((
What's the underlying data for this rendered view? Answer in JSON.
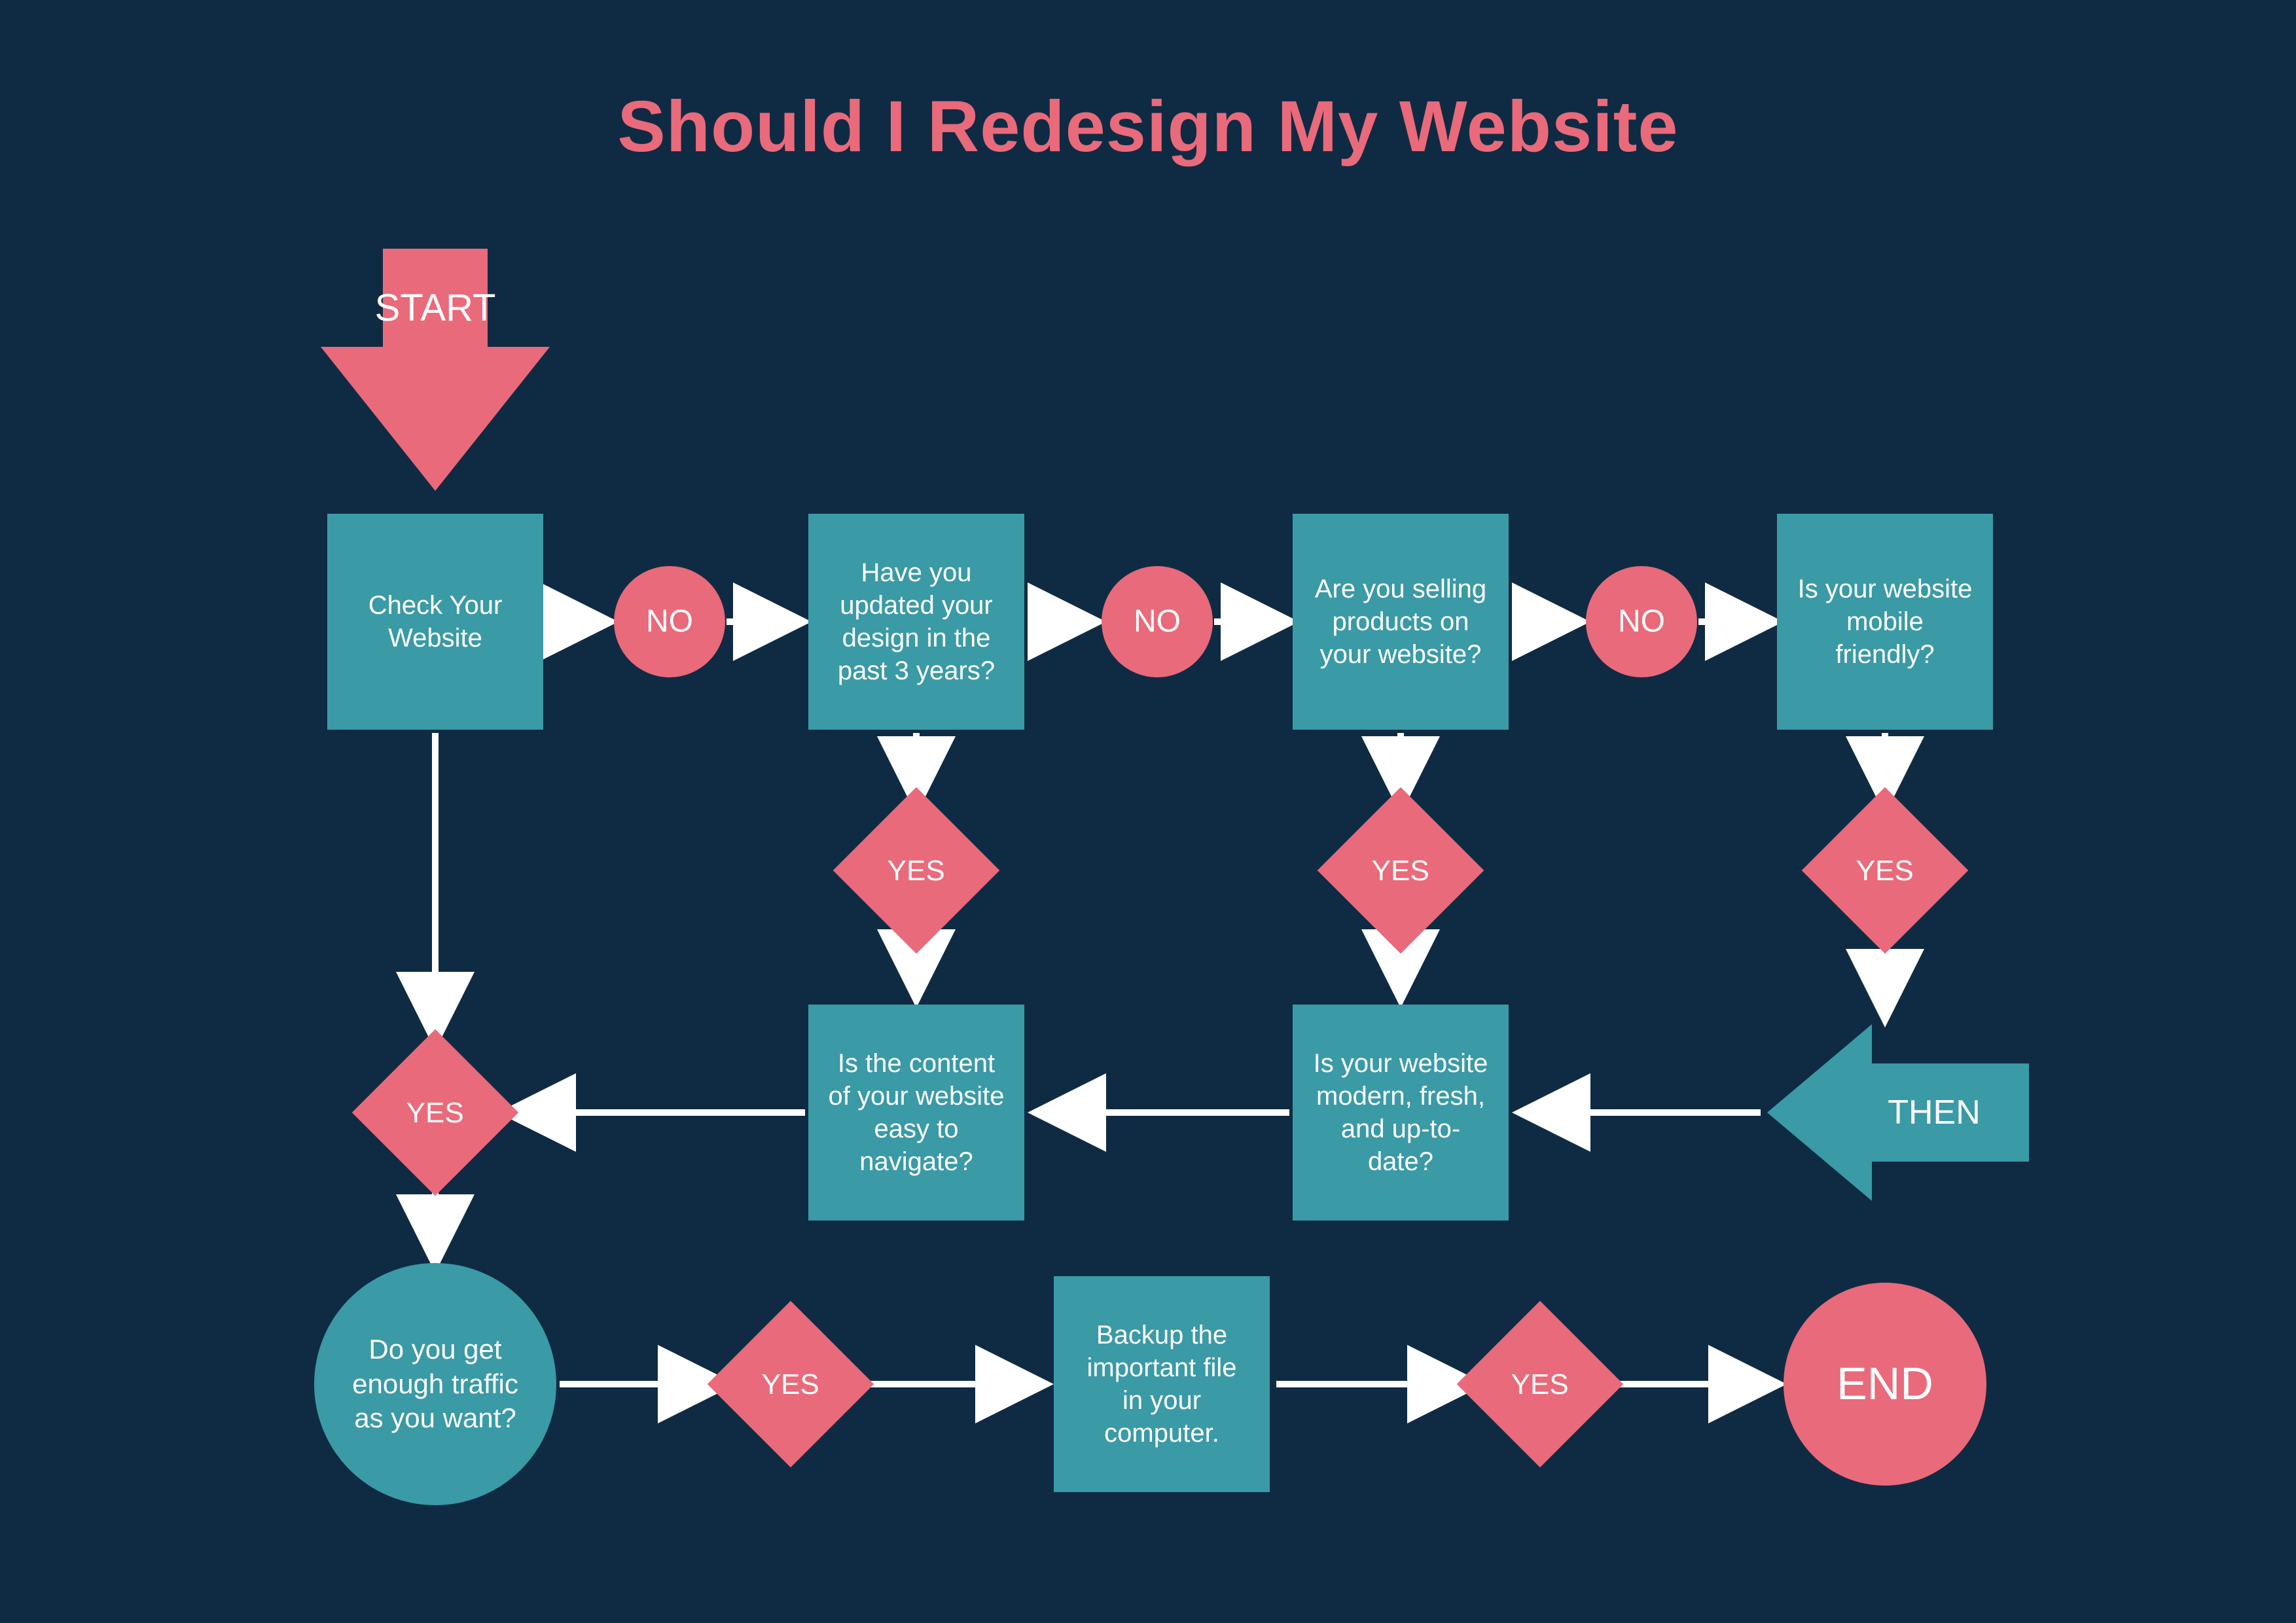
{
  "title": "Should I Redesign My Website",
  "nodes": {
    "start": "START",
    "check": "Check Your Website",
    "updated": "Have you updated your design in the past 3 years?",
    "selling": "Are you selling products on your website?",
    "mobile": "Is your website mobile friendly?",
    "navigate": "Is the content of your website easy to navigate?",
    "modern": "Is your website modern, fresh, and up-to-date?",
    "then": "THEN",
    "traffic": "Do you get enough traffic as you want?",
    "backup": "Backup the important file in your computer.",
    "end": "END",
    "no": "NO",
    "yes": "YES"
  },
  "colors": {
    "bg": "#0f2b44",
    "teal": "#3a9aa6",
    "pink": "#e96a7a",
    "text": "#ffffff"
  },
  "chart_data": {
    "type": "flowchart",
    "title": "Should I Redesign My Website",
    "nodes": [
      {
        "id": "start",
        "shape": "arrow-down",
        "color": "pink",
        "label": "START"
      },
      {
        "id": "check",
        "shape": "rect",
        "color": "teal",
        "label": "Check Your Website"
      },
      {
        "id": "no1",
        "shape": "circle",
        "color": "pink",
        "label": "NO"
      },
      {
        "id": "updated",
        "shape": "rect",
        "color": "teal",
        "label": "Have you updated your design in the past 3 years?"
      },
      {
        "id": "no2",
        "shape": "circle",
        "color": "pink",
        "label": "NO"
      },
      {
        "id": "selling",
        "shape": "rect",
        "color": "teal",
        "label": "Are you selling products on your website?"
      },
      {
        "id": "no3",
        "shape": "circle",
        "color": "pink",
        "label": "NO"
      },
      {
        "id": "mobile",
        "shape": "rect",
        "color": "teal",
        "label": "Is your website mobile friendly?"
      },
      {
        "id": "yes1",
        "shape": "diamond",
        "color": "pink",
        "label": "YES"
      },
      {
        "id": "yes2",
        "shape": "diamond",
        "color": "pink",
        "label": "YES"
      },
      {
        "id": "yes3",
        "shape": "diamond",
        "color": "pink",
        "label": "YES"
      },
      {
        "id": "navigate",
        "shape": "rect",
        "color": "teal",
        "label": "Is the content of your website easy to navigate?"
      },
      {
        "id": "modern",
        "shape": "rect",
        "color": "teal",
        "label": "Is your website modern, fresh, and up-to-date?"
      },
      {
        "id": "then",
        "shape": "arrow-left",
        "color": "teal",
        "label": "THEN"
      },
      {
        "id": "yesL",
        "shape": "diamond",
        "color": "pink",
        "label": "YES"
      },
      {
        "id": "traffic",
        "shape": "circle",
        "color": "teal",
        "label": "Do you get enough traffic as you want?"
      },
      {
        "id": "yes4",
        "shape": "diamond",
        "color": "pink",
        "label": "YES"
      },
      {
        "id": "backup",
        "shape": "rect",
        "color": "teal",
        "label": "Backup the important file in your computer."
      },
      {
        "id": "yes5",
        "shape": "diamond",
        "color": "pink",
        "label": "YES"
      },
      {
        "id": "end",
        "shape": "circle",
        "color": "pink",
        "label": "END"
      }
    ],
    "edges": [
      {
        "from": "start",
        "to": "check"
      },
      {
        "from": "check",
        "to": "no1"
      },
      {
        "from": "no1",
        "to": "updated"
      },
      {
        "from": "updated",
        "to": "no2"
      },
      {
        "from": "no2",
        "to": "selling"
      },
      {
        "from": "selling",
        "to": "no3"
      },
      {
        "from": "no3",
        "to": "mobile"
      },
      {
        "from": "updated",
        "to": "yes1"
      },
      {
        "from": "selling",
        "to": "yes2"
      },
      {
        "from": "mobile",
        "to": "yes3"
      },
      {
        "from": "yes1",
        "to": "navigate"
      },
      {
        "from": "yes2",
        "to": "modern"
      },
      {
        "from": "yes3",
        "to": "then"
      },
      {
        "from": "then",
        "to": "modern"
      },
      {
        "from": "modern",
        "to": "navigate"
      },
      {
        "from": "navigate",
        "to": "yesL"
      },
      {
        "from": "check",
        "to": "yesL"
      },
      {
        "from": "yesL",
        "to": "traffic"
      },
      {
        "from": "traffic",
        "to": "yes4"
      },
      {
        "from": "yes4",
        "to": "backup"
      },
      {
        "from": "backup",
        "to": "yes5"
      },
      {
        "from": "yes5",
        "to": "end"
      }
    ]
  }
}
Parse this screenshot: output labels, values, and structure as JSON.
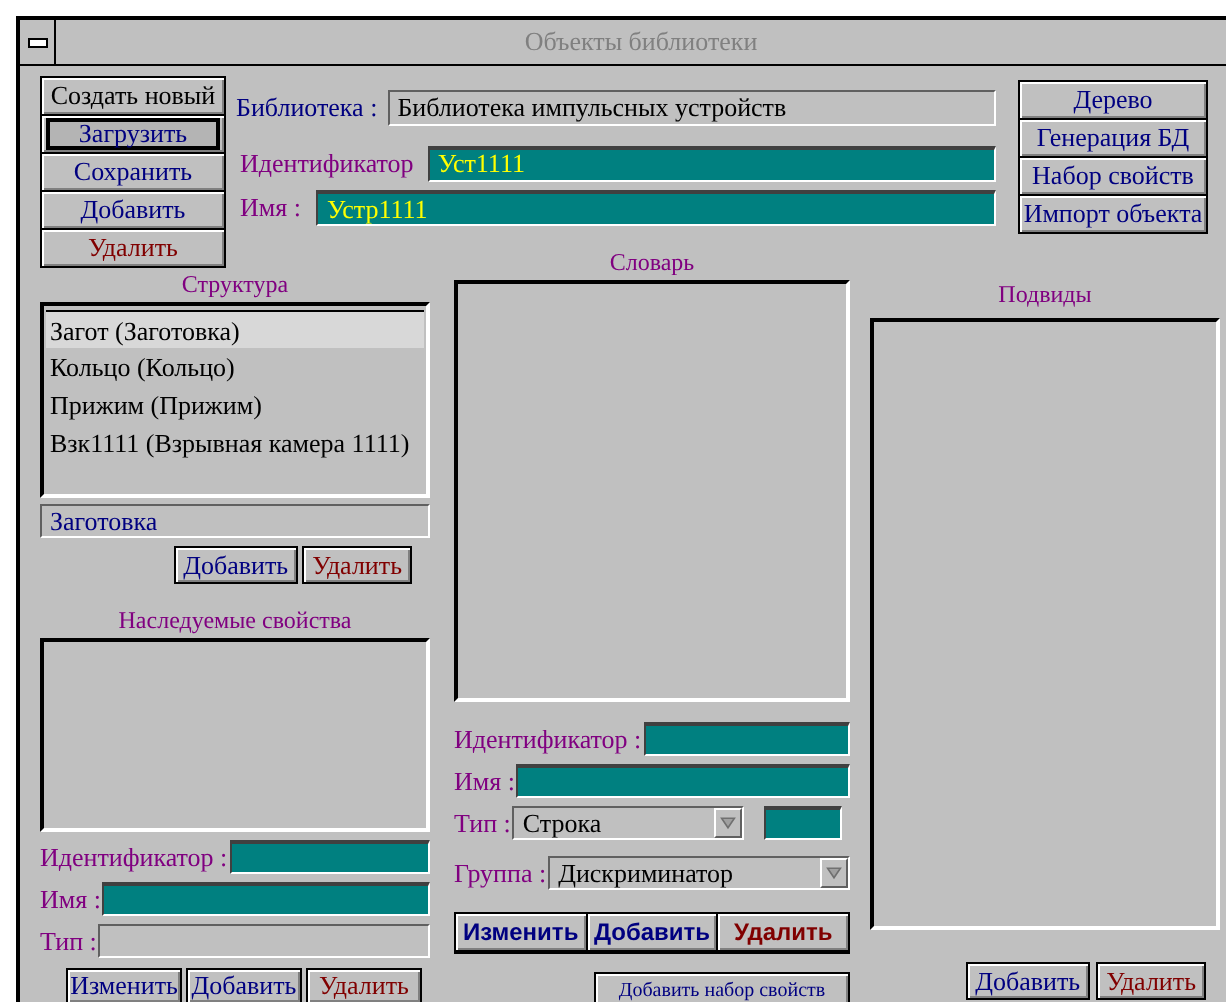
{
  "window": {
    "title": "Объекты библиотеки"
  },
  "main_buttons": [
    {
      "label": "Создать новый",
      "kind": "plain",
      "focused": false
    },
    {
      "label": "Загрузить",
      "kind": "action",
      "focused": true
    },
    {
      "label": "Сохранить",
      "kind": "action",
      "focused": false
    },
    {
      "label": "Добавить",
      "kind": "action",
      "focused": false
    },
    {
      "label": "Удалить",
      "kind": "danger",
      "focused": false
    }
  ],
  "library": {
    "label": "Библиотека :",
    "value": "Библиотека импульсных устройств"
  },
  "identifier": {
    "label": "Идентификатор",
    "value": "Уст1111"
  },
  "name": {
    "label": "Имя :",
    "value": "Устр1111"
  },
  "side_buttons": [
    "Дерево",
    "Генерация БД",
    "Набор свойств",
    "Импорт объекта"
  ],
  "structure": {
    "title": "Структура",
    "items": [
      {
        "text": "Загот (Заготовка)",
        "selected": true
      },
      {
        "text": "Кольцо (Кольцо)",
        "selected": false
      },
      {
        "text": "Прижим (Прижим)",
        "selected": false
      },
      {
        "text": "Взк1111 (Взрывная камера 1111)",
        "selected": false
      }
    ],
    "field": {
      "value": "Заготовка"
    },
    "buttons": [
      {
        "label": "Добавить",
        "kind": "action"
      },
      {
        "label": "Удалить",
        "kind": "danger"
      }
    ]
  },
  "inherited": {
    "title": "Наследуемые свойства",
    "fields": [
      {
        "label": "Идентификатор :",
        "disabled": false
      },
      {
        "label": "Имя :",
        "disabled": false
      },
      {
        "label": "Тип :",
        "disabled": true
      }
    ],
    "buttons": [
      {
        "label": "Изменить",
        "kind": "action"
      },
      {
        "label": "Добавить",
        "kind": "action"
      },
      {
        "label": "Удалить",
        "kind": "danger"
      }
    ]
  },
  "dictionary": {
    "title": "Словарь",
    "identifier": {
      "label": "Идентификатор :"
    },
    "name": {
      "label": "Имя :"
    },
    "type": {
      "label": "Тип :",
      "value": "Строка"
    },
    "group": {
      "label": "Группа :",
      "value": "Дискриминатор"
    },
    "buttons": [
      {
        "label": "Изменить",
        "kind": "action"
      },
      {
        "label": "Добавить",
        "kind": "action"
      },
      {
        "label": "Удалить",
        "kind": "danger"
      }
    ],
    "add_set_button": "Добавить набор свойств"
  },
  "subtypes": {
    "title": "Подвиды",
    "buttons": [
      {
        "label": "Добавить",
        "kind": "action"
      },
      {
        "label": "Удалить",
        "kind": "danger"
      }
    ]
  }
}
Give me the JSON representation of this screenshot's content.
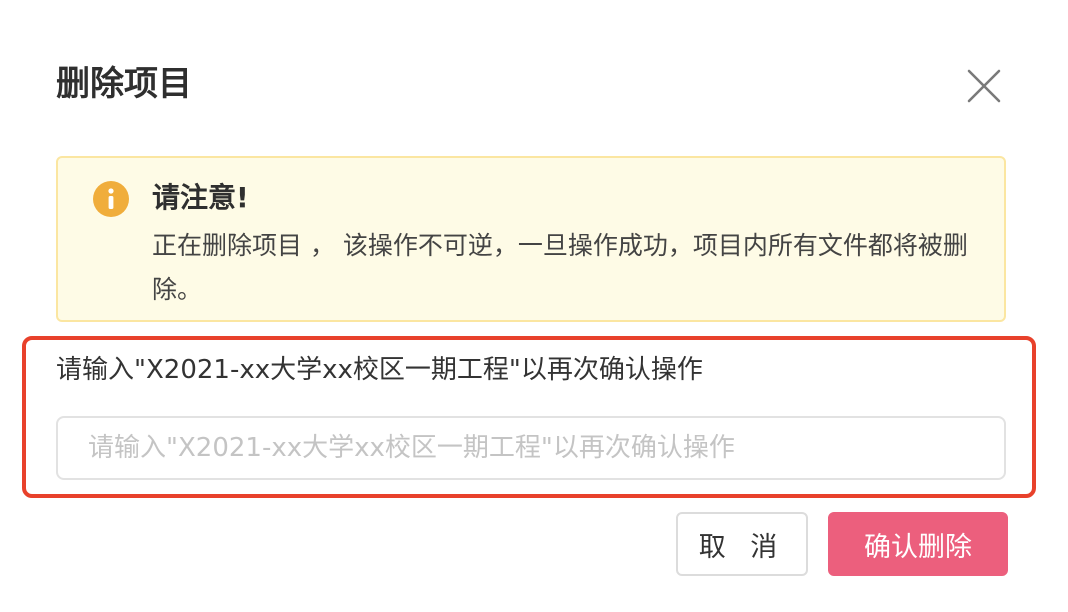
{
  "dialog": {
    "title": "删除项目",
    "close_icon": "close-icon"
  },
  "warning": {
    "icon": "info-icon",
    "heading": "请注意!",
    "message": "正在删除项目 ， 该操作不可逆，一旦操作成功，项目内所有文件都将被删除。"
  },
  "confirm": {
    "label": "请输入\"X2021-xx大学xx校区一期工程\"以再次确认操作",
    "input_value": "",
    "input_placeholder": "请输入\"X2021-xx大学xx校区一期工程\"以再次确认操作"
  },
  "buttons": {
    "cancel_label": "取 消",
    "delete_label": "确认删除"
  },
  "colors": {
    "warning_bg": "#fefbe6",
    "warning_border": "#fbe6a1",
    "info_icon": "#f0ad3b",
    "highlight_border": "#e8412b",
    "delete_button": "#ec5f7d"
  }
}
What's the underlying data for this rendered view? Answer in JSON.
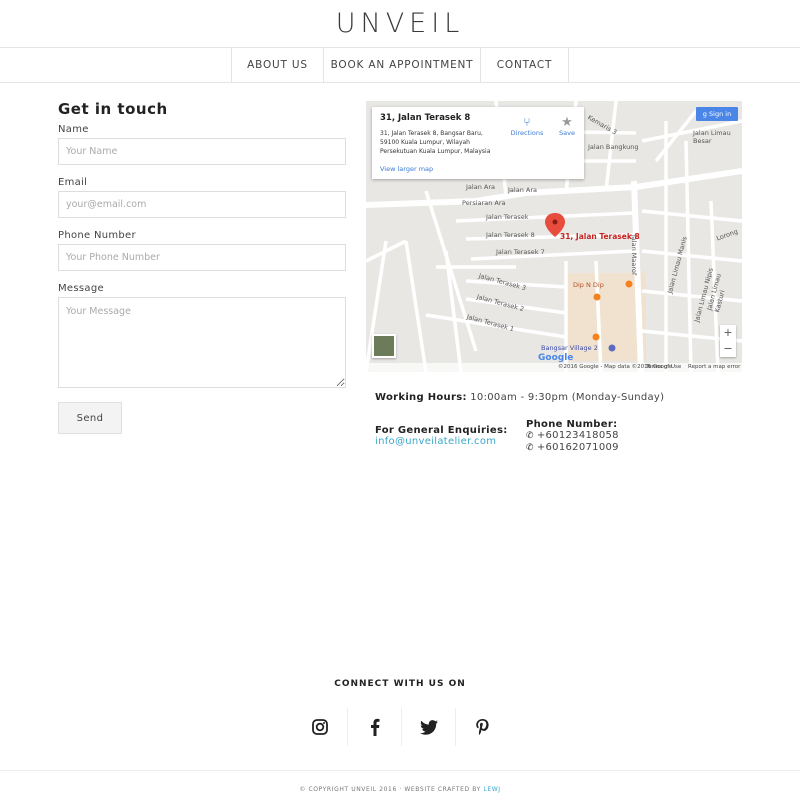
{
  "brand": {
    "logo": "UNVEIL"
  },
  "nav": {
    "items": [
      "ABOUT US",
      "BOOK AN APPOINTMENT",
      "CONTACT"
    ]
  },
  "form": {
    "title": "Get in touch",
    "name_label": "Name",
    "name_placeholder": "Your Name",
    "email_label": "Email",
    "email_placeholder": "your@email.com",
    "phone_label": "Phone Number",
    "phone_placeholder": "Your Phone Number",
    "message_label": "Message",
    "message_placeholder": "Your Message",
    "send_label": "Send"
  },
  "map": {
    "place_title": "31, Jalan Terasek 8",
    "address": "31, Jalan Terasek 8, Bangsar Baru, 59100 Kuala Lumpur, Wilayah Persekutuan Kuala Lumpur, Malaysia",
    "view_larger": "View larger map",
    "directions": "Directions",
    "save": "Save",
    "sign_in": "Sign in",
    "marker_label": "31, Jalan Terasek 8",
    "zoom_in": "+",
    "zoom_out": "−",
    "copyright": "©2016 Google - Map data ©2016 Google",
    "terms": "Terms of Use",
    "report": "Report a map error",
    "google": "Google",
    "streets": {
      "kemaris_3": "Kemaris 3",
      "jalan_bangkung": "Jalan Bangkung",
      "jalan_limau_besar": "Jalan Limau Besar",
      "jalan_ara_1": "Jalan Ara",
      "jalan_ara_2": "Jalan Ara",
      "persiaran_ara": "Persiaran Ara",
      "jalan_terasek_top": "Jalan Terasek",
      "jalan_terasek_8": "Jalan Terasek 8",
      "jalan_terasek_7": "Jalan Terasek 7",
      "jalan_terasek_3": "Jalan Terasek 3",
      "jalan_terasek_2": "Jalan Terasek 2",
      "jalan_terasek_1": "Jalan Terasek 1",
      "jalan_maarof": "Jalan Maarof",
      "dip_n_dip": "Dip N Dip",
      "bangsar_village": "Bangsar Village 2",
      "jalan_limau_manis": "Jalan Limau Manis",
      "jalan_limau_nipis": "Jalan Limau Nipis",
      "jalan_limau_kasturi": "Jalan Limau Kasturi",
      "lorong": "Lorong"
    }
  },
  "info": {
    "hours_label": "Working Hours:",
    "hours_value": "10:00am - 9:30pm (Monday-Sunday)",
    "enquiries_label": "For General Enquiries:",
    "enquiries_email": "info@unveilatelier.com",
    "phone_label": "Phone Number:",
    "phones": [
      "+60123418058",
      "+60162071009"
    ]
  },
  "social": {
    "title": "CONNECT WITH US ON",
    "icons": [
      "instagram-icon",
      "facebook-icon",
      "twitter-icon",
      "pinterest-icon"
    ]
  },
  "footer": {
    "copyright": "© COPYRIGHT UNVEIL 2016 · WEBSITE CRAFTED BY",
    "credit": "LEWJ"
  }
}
))
**GOAL OF THE EXERCISE**
Gather all lines where the word "Terasek" appears.

**THE RESPONSE**
    "place_title": "31, Jalan Terasek 8",
    "address": "31, Jalan Terasek 8, Bangsar Baru, 59100 Kuala Lumpur, Wilayah Persekutuan Kuala Lumpur, Malaysia",
    "marker_label": "31, Jalan Terasek 8",
      "jalan_terasek_top": "Jalan Terasek",
      "jalan_terasek_8": "Jalan Terasek 8",
      "jalan_terasek_7": "Jalan Terasek 7",
      "jalan_terasek_3": "Jalan Terasek 3",
      "jalan_terasek_2": "Jalan Terasek 2",
      "jalan_terasek_1": "Jalan Terasek 1",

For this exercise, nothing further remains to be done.